◆ **Exercise**: Retype each entry below exactly as it stands.

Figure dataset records
----

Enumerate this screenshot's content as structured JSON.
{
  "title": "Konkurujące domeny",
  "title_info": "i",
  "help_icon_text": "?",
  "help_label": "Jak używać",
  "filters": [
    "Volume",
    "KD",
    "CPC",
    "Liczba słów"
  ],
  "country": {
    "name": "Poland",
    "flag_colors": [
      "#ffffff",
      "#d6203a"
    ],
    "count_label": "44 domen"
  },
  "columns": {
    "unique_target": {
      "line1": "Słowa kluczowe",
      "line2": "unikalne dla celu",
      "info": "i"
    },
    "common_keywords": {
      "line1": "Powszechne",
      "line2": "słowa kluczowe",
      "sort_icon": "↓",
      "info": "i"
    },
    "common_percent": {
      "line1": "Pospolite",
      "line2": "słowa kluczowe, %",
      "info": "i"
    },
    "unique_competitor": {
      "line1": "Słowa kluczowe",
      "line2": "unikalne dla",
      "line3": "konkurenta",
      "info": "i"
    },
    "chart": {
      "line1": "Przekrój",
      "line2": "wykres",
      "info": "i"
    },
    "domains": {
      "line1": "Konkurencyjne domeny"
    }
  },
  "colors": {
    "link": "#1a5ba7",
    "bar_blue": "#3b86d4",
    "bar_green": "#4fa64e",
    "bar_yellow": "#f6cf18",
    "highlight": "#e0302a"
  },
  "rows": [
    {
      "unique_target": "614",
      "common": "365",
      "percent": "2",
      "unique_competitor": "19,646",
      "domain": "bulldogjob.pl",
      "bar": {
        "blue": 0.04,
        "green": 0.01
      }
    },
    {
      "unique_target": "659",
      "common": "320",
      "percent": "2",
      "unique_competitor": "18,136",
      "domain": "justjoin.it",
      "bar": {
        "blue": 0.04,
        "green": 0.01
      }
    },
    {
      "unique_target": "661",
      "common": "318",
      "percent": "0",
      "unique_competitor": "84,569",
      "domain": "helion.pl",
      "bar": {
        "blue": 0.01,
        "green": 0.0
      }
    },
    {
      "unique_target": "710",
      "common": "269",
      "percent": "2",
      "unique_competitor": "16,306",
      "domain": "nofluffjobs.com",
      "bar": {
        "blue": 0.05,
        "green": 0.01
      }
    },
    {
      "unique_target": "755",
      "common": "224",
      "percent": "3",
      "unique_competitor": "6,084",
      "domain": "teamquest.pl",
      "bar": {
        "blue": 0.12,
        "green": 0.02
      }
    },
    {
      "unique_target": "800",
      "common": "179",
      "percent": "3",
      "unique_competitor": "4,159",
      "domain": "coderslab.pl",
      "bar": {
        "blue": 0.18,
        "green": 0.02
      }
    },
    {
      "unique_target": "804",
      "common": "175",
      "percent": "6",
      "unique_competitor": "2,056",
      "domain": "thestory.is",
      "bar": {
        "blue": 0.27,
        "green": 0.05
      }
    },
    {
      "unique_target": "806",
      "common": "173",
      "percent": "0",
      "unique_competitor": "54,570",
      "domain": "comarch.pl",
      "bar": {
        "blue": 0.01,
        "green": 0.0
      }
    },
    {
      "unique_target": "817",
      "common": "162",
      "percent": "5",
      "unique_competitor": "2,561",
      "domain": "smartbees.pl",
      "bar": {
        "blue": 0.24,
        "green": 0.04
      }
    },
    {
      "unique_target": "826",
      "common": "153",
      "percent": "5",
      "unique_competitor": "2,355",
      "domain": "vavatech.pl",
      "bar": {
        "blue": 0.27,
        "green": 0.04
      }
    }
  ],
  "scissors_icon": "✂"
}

----

◆ **Solution to the exercise**:
Enumerate this screenshot's content as structured JSON.
{
  "title": "Konkurujące domeny",
  "title_info": "i",
  "help_icon_text": "?",
  "help_label": "Jak używać",
  "filters": [
    "Volume",
    "KD",
    "CPC",
    "Liczba słów"
  ],
  "country": {
    "name": "Poland",
    "flag_colors": [
      "#ffffff",
      "#d6203a"
    ],
    "count_label": "44 domen"
  },
  "columns": {
    "unique_target": {
      "line1": "Słowa kluczowe",
      "line2": "unikalne dla celu",
      "info": "i"
    },
    "common_keywords": {
      "line1": "Powszechne",
      "line2": "słowa kluczowe",
      "sort_icon": "↓",
      "info": "i"
    },
    "common_percent": {
      "line1": "Pospolite",
      "line2": "słowa kluczowe, %",
      "info": "i"
    },
    "unique_competitor": {
      "line1": "Słowa kluczowe",
      "line2": "unikalne dla",
      "line3": "konkurenta",
      "info": "i"
    },
    "chart": {
      "line1": "Przekrój",
      "line2": "wykres",
      "info": "i"
    },
    "domains": {
      "line1": "Konkurencyjne domeny"
    }
  },
  "colors": {
    "link": "#1a5ba7",
    "bar_blue": "#3b86d4",
    "bar_green": "#4fa64e",
    "bar_yellow": "#f6cf18",
    "highlight": "#e0302a"
  },
  "rows": [
    {
      "unique_target": "614",
      "common": "365",
      "percent": "2",
      "unique_competitor": "19,646",
      "domain": "bulldogjob.pl",
      "bar": {
        "blue": 0.04,
        "green": 0.01
      }
    },
    {
      "unique_target": "659",
      "common": "320",
      "percent": "2",
      "unique_competitor": "18,136",
      "domain": "justjoin.it",
      "bar": {
        "blue": 0.04,
        "green": 0.01
      }
    },
    {
      "unique_target": "661",
      "common": "318",
      "percent": "0",
      "unique_competitor": "84,569",
      "domain": "helion.pl",
      "bar": {
        "blue": 0.01,
        "green": 0.0
      }
    },
    {
      "unique_target": "710",
      "common": "269",
      "percent": "2",
      "unique_competitor": "16,306",
      "domain": "nofluffjobs.com",
      "bar": {
        "blue": 0.05,
        "green": 0.01
      }
    },
    {
      "unique_target": "755",
      "common": "224",
      "percent": "3",
      "unique_competitor": "6,084",
      "domain": "teamquest.pl",
      "bar": {
        "blue": 0.12,
        "green": 0.02
      }
    },
    {
      "unique_target": "800",
      "common": "179",
      "percent": "3",
      "unique_competitor": "4,159",
      "domain": "coderslab.pl",
      "bar": {
        "blue": 0.18,
        "green": 0.02
      }
    },
    {
      "unique_target": "804",
      "common": "175",
      "percent": "6",
      "unique_competitor": "2,056",
      "domain": "thestory.is",
      "bar": {
        "blue": 0.27,
        "green": 0.05
      }
    },
    {
      "unique_target": "806",
      "common": "173",
      "percent": "0",
      "unique_competitor": "54,570",
      "domain": "comarch.pl",
      "bar": {
        "blue": 0.01,
        "green": 0.0
      }
    },
    {
      "unique_target": "817",
      "common": "162",
      "percent": "5",
      "unique_competitor": "2,561",
      "domain": "smartbees.pl",
      "bar": {
        "blue": 0.24,
        "green": 0.04
      }
    },
    {
      "unique_target": "826",
      "common": "153",
      "percent": "5",
      "unique_competitor": "2,355",
      "domain": "vavatech.pl",
      "bar": {
        "blue": 0.27,
        "green": 0.04
      }
    }
  ],
  "scissors_icon": "✂"
}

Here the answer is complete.